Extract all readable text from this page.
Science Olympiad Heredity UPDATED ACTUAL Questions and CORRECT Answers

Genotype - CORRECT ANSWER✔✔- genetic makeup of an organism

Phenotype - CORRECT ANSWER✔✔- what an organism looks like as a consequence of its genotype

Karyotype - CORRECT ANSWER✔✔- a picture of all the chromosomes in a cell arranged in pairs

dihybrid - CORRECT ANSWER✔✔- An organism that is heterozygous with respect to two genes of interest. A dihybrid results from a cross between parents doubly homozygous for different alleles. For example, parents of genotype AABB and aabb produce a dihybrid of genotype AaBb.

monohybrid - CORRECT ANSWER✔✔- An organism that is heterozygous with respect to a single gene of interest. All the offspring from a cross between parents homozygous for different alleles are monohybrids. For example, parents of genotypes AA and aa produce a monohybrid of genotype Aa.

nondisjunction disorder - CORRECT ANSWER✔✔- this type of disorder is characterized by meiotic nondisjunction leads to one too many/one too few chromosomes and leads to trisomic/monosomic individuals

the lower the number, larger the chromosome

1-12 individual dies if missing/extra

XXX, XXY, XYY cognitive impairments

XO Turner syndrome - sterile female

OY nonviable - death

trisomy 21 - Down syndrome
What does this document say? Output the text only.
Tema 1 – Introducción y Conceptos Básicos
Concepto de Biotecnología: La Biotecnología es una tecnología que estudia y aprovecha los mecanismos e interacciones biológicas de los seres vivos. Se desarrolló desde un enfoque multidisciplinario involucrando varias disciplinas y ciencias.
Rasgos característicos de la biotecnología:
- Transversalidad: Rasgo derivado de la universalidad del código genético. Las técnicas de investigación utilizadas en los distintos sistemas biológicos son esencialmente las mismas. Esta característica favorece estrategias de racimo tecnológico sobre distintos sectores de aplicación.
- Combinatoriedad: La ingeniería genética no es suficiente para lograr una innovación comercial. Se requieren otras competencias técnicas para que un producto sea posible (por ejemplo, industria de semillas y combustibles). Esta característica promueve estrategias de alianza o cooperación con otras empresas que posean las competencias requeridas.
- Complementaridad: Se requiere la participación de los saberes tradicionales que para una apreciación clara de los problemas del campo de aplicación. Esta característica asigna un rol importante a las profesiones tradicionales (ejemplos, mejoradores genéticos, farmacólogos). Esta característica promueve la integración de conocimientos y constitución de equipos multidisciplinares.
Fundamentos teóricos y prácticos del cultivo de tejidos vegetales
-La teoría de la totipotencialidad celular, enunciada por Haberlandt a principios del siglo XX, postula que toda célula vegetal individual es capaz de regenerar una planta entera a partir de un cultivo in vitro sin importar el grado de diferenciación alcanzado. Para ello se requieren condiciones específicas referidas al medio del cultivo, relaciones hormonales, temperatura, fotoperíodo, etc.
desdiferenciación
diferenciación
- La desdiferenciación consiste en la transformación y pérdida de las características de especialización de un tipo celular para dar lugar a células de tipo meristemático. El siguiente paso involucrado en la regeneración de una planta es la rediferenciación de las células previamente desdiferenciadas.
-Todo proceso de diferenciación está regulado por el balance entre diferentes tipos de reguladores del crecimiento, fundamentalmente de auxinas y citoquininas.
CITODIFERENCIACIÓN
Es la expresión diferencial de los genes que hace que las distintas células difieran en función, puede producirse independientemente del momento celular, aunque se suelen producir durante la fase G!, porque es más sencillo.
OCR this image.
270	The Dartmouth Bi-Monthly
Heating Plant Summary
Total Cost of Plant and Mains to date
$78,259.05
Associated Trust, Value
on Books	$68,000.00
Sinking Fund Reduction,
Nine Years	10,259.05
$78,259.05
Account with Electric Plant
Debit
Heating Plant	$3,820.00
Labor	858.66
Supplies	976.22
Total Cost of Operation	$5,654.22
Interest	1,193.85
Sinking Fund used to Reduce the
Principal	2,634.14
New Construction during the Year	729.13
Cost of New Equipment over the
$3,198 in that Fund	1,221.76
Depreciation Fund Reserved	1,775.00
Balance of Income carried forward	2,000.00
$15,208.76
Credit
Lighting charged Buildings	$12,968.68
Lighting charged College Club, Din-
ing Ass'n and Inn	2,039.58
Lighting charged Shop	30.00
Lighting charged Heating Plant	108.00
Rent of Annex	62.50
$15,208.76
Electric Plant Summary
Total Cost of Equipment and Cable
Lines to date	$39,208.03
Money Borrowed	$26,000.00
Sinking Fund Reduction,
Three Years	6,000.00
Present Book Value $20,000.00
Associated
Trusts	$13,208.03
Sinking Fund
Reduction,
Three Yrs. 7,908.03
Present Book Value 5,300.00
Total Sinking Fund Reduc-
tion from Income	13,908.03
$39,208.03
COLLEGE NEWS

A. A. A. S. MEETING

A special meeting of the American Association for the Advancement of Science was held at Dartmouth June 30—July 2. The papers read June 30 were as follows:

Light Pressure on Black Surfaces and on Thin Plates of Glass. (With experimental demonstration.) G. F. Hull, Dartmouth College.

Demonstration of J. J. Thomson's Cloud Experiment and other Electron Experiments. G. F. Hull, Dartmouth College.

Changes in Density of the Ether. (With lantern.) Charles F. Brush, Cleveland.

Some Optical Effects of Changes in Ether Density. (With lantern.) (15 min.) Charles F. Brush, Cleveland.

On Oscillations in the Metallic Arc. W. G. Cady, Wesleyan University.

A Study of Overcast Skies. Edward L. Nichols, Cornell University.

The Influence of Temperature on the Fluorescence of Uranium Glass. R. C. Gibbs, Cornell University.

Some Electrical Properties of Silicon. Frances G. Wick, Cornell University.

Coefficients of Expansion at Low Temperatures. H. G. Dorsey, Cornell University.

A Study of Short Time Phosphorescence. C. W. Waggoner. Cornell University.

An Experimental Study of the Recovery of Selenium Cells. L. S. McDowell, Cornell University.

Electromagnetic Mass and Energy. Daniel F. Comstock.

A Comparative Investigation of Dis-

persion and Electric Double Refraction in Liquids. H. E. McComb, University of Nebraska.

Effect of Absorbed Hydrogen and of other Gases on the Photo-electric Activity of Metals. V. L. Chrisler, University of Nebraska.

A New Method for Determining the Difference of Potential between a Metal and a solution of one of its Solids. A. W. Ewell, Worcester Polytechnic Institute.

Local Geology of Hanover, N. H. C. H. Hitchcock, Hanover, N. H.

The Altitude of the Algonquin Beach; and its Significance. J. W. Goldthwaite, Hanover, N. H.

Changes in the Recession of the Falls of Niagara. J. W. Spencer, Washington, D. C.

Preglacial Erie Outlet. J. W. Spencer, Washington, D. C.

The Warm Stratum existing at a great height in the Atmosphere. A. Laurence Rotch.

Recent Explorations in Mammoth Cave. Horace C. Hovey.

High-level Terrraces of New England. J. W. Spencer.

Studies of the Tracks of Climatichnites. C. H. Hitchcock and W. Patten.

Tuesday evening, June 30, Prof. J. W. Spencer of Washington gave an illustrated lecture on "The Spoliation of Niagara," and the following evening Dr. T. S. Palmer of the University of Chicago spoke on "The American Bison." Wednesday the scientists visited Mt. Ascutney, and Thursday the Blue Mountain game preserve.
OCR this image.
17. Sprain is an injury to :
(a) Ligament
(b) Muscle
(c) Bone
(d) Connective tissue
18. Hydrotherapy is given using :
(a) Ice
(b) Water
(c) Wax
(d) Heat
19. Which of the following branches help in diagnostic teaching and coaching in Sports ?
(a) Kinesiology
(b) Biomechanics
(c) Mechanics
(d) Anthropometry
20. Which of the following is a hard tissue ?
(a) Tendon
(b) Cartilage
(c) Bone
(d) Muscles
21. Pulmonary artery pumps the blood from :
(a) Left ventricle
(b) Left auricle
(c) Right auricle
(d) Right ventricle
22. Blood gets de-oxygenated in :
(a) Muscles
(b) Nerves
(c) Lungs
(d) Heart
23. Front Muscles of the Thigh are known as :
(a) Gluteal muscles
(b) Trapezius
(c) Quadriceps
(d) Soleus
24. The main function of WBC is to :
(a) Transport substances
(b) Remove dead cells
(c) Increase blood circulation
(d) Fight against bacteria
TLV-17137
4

### [Instructions to follow]
Reproduce every line above that contains the string "Lighting".

### [Reply to the task]
Lighting charged Buildings	$12,968.68
Lighting charged College Club, Din-
Lighting charged Shop	30.00
Lighting charged Heating Plant	108.00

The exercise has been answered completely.